▶ _Data in this exercise_:

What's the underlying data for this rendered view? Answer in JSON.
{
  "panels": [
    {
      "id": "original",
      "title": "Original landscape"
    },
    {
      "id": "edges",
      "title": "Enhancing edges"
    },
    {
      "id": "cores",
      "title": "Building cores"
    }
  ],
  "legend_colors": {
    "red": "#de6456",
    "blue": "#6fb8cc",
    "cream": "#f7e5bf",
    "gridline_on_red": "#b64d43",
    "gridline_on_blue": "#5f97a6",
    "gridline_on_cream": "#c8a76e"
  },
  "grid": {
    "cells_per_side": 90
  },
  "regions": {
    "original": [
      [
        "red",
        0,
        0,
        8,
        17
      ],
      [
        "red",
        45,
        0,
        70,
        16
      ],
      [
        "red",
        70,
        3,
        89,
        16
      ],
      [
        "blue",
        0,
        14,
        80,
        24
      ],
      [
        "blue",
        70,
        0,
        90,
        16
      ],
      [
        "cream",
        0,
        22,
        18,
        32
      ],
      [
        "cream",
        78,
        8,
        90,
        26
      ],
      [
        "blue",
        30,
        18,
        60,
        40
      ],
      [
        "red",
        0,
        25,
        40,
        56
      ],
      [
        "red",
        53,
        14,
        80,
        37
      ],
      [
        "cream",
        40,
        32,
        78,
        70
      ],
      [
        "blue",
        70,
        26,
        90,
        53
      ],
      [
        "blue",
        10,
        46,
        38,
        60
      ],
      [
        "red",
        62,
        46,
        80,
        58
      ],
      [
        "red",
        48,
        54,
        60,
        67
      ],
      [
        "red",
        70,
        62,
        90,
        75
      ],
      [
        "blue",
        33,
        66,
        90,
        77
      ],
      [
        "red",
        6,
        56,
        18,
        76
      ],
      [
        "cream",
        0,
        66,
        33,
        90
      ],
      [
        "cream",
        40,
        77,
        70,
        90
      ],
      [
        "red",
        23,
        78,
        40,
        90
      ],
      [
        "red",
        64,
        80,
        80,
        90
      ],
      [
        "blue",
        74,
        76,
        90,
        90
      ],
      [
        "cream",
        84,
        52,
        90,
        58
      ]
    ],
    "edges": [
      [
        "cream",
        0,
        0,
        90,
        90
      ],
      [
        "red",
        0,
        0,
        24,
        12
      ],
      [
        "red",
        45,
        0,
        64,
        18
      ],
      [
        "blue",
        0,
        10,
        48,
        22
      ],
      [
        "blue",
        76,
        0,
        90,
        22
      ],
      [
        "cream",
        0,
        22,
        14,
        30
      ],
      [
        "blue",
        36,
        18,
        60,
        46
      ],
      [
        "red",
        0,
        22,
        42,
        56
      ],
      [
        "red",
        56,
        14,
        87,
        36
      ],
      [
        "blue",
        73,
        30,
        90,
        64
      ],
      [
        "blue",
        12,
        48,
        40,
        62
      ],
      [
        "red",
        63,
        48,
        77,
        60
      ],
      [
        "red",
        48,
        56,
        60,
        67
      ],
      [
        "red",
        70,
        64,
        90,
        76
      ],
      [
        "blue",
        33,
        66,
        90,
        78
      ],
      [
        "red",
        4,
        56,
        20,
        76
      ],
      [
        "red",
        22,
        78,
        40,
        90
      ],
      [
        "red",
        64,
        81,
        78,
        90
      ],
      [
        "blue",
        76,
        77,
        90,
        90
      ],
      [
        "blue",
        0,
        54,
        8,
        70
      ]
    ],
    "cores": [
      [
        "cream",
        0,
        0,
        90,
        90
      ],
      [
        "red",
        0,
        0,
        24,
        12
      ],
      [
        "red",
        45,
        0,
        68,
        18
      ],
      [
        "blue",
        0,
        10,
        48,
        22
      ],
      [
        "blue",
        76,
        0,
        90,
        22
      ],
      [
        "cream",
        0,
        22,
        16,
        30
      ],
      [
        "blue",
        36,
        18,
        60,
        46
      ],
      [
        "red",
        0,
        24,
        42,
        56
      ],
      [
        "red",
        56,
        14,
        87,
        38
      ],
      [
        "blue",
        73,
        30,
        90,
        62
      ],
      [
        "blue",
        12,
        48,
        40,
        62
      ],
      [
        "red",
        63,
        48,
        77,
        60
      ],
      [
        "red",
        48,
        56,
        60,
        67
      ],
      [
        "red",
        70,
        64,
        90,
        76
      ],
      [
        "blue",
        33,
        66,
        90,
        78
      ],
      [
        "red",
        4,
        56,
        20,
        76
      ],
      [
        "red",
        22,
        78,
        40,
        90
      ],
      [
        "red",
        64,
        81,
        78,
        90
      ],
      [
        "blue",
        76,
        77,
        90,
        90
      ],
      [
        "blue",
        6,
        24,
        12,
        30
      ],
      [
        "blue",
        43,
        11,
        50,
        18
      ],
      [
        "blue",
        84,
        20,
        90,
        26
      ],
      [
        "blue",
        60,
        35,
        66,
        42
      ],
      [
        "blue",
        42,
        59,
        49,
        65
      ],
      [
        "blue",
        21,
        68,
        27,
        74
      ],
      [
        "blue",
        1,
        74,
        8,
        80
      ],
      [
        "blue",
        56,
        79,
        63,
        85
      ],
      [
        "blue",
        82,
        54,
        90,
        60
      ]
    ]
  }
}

▶ _Exercise task_:
The lines to collect are those holding the string "cores"; copy them all.

▶ _Answer to the task_:
      "id": "cores",
      "title": "Building cores"
    "cores": [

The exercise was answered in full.